> _Data lines_

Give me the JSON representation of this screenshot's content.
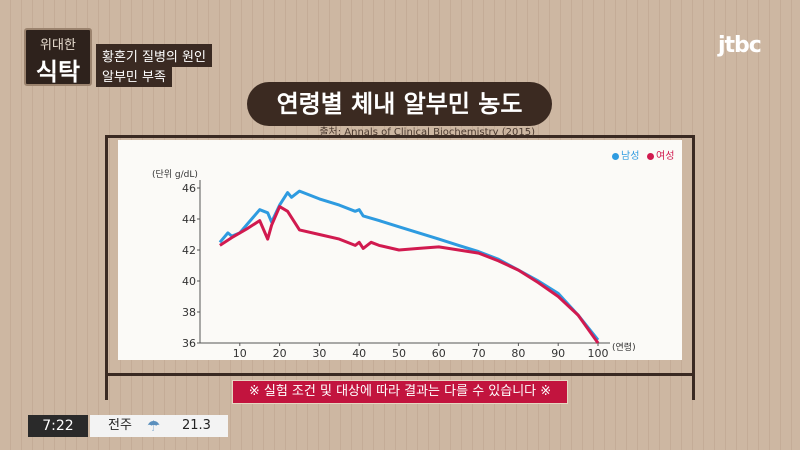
{
  "show": {
    "title_top": "위대한",
    "title_bottom": "식탁",
    "topic": "황혼기 질병의 원인",
    "subtopic": "알부민 부족",
    "channel": "jtbc"
  },
  "slide": {
    "title": "연령별 체내 알부민 농도",
    "source": "출처: Annals of Clinical Biochemistry (2015)",
    "notice": "※ 실험 조건 및 대상에 따라 결과는 다를 수 있습니다 ※"
  },
  "status_bar": {
    "time": "7:22",
    "city": "전주",
    "weather_icon": "cloud-rain-icon",
    "temperature": "21.3"
  },
  "chart_data": {
    "type": "line",
    "y_unit_label": "(단위 g/dL)",
    "x_unit_label": "(연령)",
    "xlim": [
      0,
      100
    ],
    "ylim": [
      36,
      46
    ],
    "x_ticks": [
      10,
      20,
      30,
      40,
      50,
      60,
      70,
      80,
      90,
      100
    ],
    "y_ticks": [
      36,
      38,
      40,
      42,
      44,
      46
    ],
    "series": [
      {
        "name": "남성",
        "color": "#2e9be0",
        "x": [
          5,
          7,
          8,
          10,
          13,
          15,
          17,
          18,
          20,
          22,
          23,
          25,
          30,
          35,
          39,
          40,
          41,
          45,
          50,
          55,
          60,
          65,
          70,
          75,
          80,
          85,
          90,
          95,
          100
        ],
        "y": [
          42.5,
          43.1,
          42.9,
          43.1,
          44.0,
          44.6,
          44.4,
          43.8,
          44.9,
          45.7,
          45.4,
          45.8,
          45.3,
          44.9,
          44.5,
          44.6,
          44.2,
          43.9,
          43.5,
          43.1,
          42.7,
          42.3,
          41.9,
          41.4,
          40.7,
          40.0,
          39.2,
          37.8,
          36.2
        ]
      },
      {
        "name": "여성",
        "color": "#d11a4f",
        "x": [
          5,
          8,
          10,
          12,
          15,
          17,
          18,
          20,
          22,
          23,
          25,
          30,
          35,
          39,
          40,
          41,
          43,
          45,
          50,
          55,
          60,
          65,
          70,
          75,
          80,
          85,
          90,
          95,
          100
        ],
        "y": [
          42.3,
          42.8,
          43.1,
          43.4,
          43.9,
          42.7,
          43.6,
          44.8,
          44.5,
          44.1,
          43.3,
          43.0,
          42.7,
          42.3,
          42.5,
          42.1,
          42.5,
          42.3,
          42.0,
          42.1,
          42.2,
          42.0,
          41.8,
          41.3,
          40.7,
          39.9,
          39.0,
          37.8,
          36.0
        ]
      }
    ]
  }
}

> _Exercise directions_
Reproduce all of the material exactly, apart from the pictures.

> _Answer to the exercise_
Give me the JSON representation of this screenshot's content.
{
  "show": {
    "title_top": "위대한",
    "title_bottom": "식탁",
    "topic": "황혼기 질병의 원인",
    "subtopic": "알부민 부족",
    "channel": "jtbc"
  },
  "slide": {
    "title": "연령별 체내 알부민 농도",
    "source": "출처: Annals of Clinical Biochemistry (2015)",
    "notice": "※ 실험 조건 및 대상에 따라 결과는 다를 수 있습니다 ※"
  },
  "status_bar": {
    "time": "7:22",
    "city": "전주",
    "weather_icon": "cloud-rain-icon",
    "temperature": "21.3"
  },
  "chart_data": {
    "type": "line",
    "y_unit_label": "(단위 g/dL)",
    "x_unit_label": "(연령)",
    "xlim": [
      0,
      100
    ],
    "ylim": [
      36,
      46
    ],
    "x_ticks": [
      10,
      20,
      30,
      40,
      50,
      60,
      70,
      80,
      90,
      100
    ],
    "y_ticks": [
      36,
      38,
      40,
      42,
      44,
      46
    ],
    "series": [
      {
        "name": "남성",
        "color": "#2e9be0",
        "x": [
          5,
          7,
          8,
          10,
          13,
          15,
          17,
          18,
          20,
          22,
          23,
          25,
          30,
          35,
          39,
          40,
          41,
          45,
          50,
          55,
          60,
          65,
          70,
          75,
          80,
          85,
          90,
          95,
          100
        ],
        "y": [
          42.5,
          43.1,
          42.9,
          43.1,
          44.0,
          44.6,
          44.4,
          43.8,
          44.9,
          45.7,
          45.4,
          45.8,
          45.3,
          44.9,
          44.5,
          44.6,
          44.2,
          43.9,
          43.5,
          43.1,
          42.7,
          42.3,
          41.9,
          41.4,
          40.7,
          40.0,
          39.2,
          37.8,
          36.2
        ]
      },
      {
        "name": "여성",
        "color": "#d11a4f",
        "x": [
          5,
          8,
          10,
          12,
          15,
          17,
          18,
          20,
          22,
          23,
          25,
          30,
          35,
          39,
          40,
          41,
          43,
          45,
          50,
          55,
          60,
          65,
          70,
          75,
          80,
          85,
          90,
          95,
          100
        ],
        "y": [
          42.3,
          42.8,
          43.1,
          43.4,
          43.9,
          42.7,
          43.6,
          44.8,
          44.5,
          44.1,
          43.3,
          43.0,
          42.7,
          42.3,
          42.5,
          42.1,
          42.5,
          42.3,
          42.0,
          42.1,
          42.2,
          42.0,
          41.8,
          41.3,
          40.7,
          39.9,
          39.0,
          37.8,
          36.0
        ]
      }
    ]
  }
}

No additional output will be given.